Entries with figure data
==============================
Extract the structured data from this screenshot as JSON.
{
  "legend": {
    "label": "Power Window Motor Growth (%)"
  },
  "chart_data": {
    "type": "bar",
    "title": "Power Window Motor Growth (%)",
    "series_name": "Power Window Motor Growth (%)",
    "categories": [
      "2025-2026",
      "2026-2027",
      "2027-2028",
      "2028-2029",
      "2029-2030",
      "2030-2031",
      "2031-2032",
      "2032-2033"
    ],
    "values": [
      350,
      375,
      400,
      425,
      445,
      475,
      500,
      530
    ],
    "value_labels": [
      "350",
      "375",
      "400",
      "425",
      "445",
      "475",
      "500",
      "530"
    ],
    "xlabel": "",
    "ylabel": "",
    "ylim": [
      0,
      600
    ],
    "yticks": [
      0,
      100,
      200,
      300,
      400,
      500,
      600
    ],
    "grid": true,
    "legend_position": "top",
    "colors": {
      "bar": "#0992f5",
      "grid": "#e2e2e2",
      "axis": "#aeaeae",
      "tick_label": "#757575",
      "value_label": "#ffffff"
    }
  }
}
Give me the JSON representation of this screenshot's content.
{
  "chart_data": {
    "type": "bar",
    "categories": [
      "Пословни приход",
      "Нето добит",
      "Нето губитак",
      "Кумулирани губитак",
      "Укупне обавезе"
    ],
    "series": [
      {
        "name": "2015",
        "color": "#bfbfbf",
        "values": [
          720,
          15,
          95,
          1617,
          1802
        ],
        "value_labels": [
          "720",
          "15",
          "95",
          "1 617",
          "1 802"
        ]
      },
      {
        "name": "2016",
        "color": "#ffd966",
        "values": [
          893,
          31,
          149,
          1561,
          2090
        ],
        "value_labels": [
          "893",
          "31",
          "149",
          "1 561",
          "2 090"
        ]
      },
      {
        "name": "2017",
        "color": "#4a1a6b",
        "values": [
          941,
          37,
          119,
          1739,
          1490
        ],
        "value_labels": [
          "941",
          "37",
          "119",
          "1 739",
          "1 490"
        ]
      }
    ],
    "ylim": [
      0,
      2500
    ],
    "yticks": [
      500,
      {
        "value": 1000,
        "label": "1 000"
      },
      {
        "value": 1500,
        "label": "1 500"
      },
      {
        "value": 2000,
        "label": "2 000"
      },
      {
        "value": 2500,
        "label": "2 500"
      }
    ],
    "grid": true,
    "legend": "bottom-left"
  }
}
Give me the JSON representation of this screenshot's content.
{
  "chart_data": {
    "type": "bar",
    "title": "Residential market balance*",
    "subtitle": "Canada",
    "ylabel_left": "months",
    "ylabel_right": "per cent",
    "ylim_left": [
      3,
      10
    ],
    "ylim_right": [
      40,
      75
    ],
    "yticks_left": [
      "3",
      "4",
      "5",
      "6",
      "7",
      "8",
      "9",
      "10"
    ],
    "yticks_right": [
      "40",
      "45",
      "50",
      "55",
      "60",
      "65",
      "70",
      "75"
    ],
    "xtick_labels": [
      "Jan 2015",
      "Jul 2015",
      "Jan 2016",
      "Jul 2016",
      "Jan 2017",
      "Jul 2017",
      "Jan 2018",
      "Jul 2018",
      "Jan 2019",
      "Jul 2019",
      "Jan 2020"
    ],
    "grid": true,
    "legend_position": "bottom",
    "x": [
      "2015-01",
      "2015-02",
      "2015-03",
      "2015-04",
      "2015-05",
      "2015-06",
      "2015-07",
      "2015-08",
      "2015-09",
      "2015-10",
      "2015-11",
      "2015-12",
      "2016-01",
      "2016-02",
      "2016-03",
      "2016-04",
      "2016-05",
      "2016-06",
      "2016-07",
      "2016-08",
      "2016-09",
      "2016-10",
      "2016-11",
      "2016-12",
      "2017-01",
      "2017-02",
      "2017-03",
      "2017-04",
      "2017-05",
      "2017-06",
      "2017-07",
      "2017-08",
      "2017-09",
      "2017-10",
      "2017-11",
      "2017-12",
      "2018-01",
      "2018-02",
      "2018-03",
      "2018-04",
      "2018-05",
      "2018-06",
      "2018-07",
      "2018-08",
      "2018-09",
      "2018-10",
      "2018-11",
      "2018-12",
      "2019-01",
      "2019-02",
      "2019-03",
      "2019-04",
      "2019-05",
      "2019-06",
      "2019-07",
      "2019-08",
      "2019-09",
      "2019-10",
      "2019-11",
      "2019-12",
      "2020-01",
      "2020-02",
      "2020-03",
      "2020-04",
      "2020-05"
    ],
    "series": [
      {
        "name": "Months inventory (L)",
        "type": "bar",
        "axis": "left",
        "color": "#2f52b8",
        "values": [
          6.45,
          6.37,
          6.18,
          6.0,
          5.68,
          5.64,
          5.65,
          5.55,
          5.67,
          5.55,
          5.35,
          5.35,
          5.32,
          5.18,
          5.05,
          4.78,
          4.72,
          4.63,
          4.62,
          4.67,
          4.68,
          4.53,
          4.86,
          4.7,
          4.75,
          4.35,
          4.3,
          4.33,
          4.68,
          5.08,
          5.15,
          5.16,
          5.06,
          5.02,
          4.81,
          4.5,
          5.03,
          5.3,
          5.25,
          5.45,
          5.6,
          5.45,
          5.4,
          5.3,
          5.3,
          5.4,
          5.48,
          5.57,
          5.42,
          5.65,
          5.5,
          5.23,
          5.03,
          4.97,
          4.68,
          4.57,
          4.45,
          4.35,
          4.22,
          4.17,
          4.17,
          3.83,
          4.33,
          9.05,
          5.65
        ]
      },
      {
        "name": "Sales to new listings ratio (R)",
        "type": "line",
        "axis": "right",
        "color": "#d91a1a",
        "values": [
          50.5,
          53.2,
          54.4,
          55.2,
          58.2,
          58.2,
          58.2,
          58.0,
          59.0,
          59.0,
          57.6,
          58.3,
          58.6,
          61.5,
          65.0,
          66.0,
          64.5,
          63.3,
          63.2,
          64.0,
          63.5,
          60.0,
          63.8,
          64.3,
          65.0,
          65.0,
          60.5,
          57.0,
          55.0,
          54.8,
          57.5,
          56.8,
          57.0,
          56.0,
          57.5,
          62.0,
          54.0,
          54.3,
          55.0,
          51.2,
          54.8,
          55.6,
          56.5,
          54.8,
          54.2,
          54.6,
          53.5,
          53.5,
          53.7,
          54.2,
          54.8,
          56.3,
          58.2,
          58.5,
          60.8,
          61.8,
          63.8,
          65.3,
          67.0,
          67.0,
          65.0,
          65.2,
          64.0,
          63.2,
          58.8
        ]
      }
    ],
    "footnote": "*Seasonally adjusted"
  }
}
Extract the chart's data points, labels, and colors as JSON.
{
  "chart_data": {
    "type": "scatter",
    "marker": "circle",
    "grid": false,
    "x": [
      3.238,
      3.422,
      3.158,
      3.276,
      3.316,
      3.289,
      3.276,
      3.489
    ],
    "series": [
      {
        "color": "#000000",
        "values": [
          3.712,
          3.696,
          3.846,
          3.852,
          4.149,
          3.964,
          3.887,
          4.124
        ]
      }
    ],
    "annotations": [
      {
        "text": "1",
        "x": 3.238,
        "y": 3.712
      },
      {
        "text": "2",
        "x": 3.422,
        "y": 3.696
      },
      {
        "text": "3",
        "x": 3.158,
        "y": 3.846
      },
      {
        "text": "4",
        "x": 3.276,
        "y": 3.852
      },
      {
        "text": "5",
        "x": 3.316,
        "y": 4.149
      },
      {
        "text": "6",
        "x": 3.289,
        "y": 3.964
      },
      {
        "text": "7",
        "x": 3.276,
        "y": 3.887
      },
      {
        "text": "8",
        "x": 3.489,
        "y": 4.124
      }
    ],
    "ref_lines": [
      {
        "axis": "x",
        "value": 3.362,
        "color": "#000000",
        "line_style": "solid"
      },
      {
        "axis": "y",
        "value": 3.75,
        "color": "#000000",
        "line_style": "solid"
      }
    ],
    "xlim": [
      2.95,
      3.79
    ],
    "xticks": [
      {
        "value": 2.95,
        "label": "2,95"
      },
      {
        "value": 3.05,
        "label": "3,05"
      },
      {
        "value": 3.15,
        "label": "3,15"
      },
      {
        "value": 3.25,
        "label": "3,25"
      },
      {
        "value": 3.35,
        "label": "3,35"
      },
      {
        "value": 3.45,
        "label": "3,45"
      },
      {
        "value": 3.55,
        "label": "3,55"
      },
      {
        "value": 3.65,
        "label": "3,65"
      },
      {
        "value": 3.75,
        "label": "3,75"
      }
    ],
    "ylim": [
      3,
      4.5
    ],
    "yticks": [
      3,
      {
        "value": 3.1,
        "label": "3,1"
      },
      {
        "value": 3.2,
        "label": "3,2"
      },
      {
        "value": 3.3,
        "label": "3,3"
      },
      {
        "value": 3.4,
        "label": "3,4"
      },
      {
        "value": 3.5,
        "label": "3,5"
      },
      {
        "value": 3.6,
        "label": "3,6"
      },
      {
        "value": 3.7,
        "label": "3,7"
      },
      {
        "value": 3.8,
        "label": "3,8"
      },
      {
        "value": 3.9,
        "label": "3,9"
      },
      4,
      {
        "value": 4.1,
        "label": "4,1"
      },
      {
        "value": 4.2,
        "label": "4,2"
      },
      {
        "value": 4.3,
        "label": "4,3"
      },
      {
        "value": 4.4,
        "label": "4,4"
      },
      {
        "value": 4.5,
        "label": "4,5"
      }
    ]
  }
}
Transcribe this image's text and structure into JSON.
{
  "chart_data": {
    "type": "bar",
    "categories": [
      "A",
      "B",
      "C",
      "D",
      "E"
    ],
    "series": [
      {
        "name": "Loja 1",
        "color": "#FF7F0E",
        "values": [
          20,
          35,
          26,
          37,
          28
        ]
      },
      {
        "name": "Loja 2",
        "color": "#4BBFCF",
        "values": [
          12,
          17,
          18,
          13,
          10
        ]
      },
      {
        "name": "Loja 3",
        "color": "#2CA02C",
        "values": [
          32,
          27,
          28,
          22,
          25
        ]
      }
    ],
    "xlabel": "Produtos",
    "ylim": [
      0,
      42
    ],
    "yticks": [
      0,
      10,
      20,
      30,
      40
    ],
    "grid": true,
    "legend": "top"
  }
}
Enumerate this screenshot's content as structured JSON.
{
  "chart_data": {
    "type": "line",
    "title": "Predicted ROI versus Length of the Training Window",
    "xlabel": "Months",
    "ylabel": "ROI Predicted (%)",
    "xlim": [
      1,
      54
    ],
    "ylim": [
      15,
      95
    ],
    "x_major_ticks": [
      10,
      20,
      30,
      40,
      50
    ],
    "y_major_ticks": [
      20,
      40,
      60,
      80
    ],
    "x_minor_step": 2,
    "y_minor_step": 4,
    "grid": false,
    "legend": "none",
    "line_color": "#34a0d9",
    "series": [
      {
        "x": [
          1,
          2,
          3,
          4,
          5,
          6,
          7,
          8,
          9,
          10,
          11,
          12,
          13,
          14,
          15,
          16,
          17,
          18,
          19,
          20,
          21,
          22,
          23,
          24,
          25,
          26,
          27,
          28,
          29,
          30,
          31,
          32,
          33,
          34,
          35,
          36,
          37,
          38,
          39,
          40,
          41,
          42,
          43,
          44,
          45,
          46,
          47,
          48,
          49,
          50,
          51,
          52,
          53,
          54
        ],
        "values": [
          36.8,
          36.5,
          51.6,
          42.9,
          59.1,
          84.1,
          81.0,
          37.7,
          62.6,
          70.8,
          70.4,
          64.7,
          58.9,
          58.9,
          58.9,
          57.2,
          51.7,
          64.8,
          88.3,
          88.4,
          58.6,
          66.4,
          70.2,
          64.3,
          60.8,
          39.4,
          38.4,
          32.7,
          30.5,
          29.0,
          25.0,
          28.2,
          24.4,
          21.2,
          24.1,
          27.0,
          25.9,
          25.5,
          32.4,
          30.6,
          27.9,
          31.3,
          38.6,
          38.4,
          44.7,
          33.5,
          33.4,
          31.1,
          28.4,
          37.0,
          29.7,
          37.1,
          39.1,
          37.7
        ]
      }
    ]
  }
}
==============================
Prompt
Return each full line of the entries that contains the word "Power".

Output of the task
    "label": "Power Window Motor Growth (%)"
    "title": "Power Window Motor Growth (%)",
    "series_name": "Power Window Motor Growth (%)",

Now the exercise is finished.